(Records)
________
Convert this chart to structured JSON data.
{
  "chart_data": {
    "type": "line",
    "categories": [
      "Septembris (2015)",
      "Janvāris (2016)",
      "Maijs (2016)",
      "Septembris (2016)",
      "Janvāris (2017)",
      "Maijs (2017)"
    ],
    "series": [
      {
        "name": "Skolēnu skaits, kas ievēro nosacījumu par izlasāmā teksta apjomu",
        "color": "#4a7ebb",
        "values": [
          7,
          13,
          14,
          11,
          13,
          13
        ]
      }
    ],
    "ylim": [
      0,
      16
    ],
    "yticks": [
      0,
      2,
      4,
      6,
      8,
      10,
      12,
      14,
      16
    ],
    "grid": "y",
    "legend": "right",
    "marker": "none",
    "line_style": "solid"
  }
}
________
■ What you are asked to do: Print out the whole listing exactly as it appears.

■ Answer to this exercise:
Convert this chart to structured JSON data.
{
  "chart_data": {
    "type": "line",
    "categories": [
      "Septembris (2015)",
      "Janvāris (2016)",
      "Maijs (2016)",
      "Septembris (2016)",
      "Janvāris (2017)",
      "Maijs (2017)"
    ],
    "series": [
      {
        "name": "Skolēnu skaits, kas ievēro nosacījumu par izlasāmā teksta apjomu",
        "color": "#4a7ebb",
        "values": [
          7,
          13,
          14,
          11,
          13,
          13
        ]
      }
    ],
    "ylim": [
      0,
      16
    ],
    "yticks": [
      0,
      2,
      4,
      6,
      8,
      10,
      12,
      14,
      16
    ],
    "grid": "y",
    "legend": "right",
    "marker": "none",
    "line_style": "solid"
  }
}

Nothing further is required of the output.